*WHAT YOU HAVE TO DO*
Gather from the listing below each line that includes the word "MENKES", and copy it.

>>

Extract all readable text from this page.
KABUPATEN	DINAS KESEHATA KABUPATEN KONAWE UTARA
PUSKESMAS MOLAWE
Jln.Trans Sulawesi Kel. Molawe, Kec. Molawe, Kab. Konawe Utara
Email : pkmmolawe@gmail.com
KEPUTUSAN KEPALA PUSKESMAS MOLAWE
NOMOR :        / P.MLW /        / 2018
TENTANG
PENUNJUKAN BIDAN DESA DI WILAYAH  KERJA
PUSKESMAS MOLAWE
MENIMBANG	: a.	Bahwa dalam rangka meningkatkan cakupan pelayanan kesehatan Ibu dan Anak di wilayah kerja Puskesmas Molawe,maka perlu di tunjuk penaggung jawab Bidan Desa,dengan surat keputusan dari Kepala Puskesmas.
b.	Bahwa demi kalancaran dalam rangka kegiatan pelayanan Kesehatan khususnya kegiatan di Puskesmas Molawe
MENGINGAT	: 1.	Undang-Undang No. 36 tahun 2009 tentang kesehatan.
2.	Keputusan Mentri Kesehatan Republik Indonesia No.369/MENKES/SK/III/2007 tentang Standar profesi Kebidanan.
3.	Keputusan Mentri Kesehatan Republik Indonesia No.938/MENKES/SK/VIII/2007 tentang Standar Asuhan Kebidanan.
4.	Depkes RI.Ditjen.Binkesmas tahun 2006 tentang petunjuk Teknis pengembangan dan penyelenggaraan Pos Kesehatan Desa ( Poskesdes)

<<
>>

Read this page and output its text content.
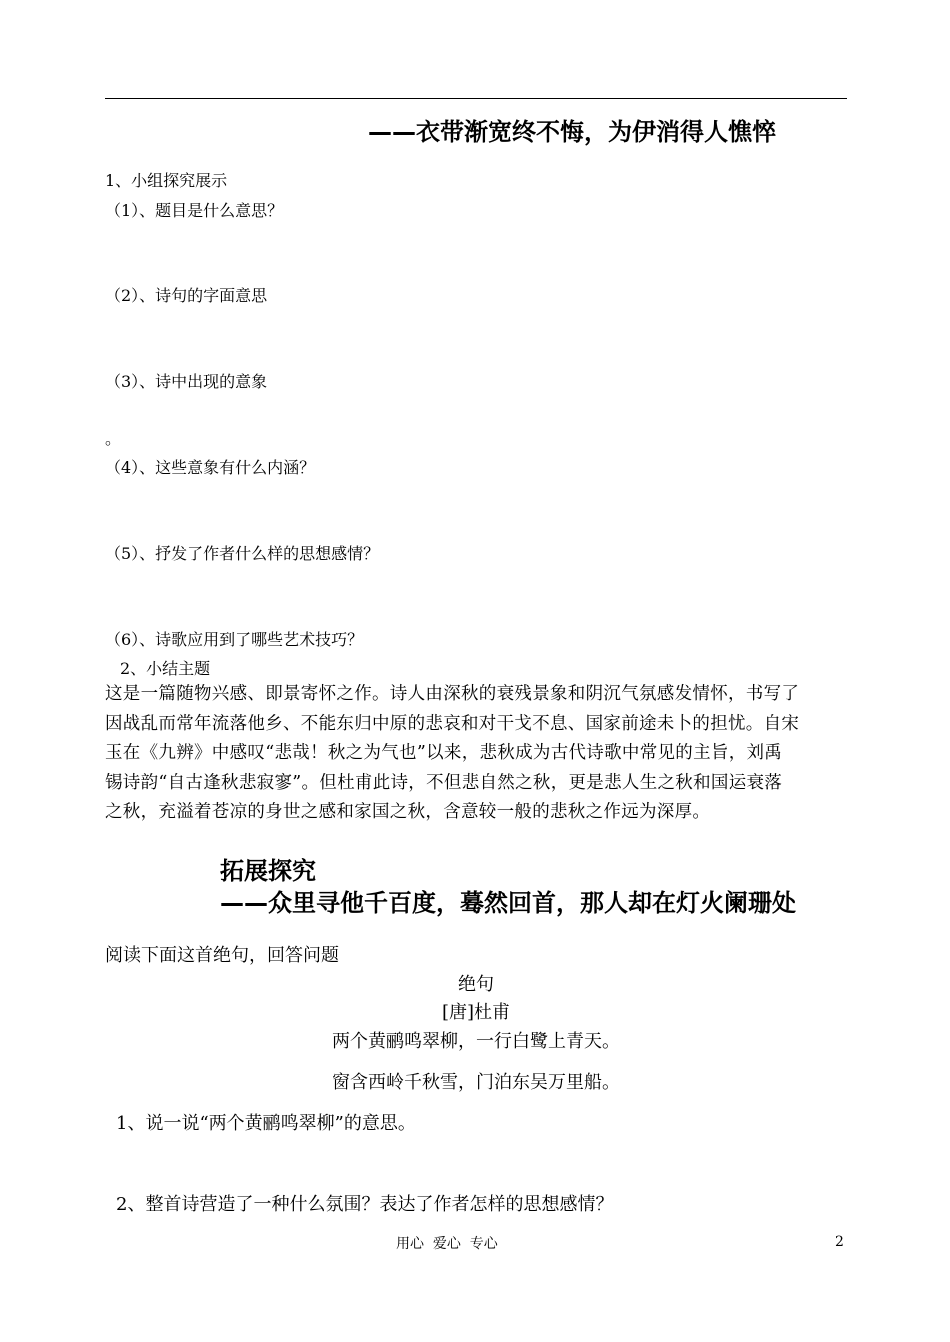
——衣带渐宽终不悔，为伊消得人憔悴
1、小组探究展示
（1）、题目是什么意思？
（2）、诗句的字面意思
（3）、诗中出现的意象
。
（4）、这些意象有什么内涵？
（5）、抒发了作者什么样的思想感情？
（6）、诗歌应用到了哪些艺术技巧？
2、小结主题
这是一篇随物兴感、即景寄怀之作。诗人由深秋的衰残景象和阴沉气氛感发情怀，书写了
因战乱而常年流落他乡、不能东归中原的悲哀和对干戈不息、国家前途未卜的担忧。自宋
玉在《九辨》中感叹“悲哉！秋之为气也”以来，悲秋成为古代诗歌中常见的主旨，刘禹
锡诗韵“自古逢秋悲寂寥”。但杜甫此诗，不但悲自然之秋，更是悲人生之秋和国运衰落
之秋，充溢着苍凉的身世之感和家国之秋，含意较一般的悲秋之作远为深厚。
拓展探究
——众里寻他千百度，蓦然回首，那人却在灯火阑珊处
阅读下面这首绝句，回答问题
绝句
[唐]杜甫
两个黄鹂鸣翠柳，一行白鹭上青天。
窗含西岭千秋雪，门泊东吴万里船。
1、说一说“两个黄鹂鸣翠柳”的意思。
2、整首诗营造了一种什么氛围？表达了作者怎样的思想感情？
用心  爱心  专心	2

<<

*RESULT FOR THIS EXERCISE*
2.	Keputusan Mentri Kesehatan Republik Indonesia No.369/MENKES/SK/III/2007 tentang Standar profesi Kebidanan.
3.	Keputusan Mentri Kesehatan Republik Indonesia No.938/MENKES/SK/VIII/2007 tentang Standar Asuhan Kebidanan.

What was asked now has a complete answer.